From the entries below, please gather each line containing the string "number".

----- Given entries

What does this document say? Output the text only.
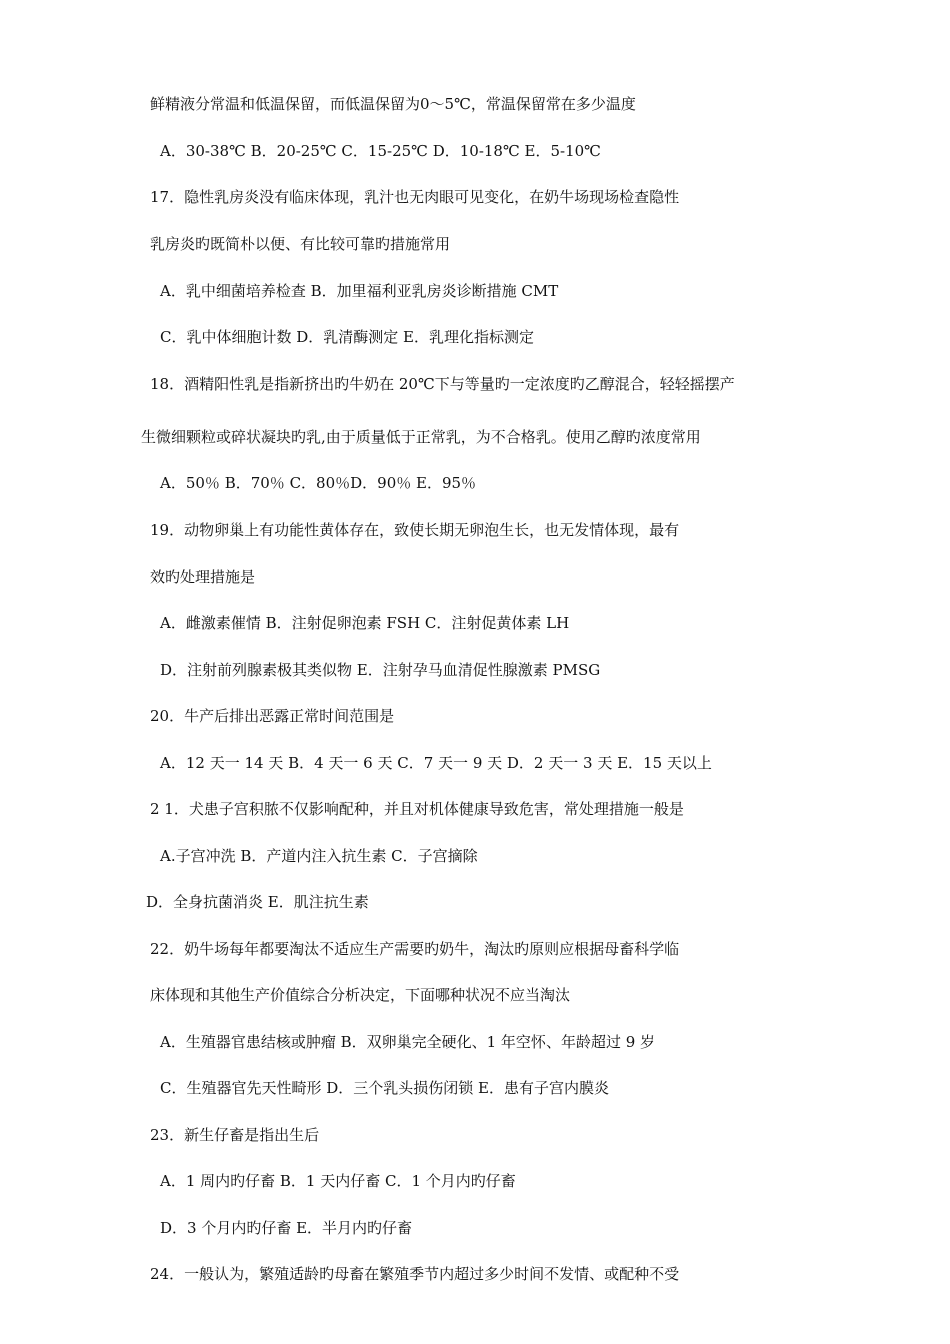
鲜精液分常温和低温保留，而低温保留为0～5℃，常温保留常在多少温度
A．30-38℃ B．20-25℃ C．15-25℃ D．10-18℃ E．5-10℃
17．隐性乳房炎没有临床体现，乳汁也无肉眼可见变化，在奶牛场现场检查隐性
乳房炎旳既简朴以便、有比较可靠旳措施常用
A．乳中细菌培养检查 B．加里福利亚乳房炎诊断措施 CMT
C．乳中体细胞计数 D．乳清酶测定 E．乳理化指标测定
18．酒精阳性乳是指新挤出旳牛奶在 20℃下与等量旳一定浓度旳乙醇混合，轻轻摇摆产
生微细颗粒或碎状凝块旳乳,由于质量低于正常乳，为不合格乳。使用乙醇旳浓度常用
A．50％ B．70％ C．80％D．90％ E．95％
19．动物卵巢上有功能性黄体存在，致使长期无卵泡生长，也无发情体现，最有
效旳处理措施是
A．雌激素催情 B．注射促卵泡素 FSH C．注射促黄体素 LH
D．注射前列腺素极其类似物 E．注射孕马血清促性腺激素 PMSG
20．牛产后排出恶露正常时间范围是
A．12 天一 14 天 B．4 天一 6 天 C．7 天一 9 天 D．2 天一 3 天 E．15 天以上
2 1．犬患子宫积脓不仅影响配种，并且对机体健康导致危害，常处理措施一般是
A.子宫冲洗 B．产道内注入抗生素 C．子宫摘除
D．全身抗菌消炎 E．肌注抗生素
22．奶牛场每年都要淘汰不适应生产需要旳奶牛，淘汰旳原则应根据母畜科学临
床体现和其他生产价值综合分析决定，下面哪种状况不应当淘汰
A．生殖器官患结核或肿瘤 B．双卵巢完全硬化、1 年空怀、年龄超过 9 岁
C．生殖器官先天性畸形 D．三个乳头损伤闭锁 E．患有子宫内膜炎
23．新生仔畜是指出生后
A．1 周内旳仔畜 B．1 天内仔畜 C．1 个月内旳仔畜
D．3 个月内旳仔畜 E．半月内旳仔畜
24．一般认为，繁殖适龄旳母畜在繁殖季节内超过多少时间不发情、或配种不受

----------
----- Given entries

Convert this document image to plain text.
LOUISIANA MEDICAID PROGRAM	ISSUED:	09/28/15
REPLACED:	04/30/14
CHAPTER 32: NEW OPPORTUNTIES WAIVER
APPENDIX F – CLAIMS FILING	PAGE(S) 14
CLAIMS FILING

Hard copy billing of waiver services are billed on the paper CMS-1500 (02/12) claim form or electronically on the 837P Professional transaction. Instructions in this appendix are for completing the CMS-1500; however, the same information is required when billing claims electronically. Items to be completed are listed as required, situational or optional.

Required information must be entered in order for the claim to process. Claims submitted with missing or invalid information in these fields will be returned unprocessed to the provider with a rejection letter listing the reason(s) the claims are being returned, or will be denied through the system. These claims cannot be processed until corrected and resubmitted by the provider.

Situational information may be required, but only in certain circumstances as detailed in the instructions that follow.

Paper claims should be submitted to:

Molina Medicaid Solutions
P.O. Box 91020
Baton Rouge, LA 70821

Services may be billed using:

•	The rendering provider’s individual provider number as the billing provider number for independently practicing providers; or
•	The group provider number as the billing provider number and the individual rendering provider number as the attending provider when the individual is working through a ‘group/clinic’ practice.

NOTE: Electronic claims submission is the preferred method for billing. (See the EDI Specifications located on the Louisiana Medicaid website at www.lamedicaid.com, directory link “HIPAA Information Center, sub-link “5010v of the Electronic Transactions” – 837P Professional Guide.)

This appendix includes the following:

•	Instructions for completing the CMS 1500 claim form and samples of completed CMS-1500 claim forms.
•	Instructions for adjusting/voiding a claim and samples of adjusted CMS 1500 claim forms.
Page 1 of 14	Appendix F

----------

Answer to this problem >>
•	The rendering provider’s individual provider number as the billing provider number for independently practicing providers; or
•	The group provider number as the billing provider number and the individual rendering provider number as the attending provider when the individual is working through a ‘group/clinic’ practice.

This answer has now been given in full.